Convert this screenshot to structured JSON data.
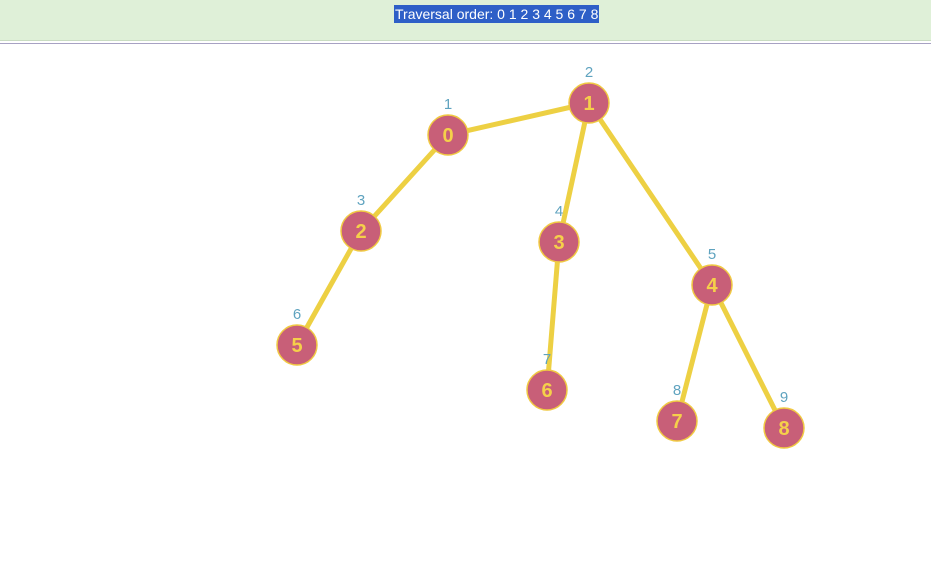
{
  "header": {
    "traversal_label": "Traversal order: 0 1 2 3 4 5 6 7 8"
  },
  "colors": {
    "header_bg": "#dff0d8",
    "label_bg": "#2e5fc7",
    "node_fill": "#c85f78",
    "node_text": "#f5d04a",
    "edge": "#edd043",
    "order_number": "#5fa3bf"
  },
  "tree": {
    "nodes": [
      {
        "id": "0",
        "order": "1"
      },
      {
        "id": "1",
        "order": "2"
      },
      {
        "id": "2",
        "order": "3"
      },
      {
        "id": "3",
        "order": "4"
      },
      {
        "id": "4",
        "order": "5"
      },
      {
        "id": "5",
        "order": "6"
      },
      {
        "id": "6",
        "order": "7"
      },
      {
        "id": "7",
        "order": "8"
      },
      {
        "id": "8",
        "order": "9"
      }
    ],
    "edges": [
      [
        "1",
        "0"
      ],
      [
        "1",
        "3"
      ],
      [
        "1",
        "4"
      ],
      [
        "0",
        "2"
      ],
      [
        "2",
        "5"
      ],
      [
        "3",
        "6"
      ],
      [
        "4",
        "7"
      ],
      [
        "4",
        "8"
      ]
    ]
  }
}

- **EXERCISE OBJECTIVE**
Omit the pictures and give the material again, exactly and in full.

- **SOLUTION**
Convert this screenshot to structured JSON data.
{
  "header": {
    "traversal_label": "Traversal order: 0 1 2 3 4 5 6 7 8"
  },
  "colors": {
    "header_bg": "#dff0d8",
    "label_bg": "#2e5fc7",
    "node_fill": "#c85f78",
    "node_text": "#f5d04a",
    "edge": "#edd043",
    "order_number": "#5fa3bf"
  },
  "tree": {
    "nodes": [
      {
        "id": "0",
        "order": "1"
      },
      {
        "id": "1",
        "order": "2"
      },
      {
        "id": "2",
        "order": "3"
      },
      {
        "id": "3",
        "order": "4"
      },
      {
        "id": "4",
        "order": "5"
      },
      {
        "id": "5",
        "order": "6"
      },
      {
        "id": "6",
        "order": "7"
      },
      {
        "id": "7",
        "order": "8"
      },
      {
        "id": "8",
        "order": "9"
      }
    ],
    "edges": [
      [
        "1",
        "0"
      ],
      [
        "1",
        "3"
      ],
      [
        "1",
        "4"
      ],
      [
        "0",
        "2"
      ],
      [
        "2",
        "5"
      ],
      [
        "3",
        "6"
      ],
      [
        "4",
        "7"
      ],
      [
        "4",
        "8"
      ]
    ]
  }
}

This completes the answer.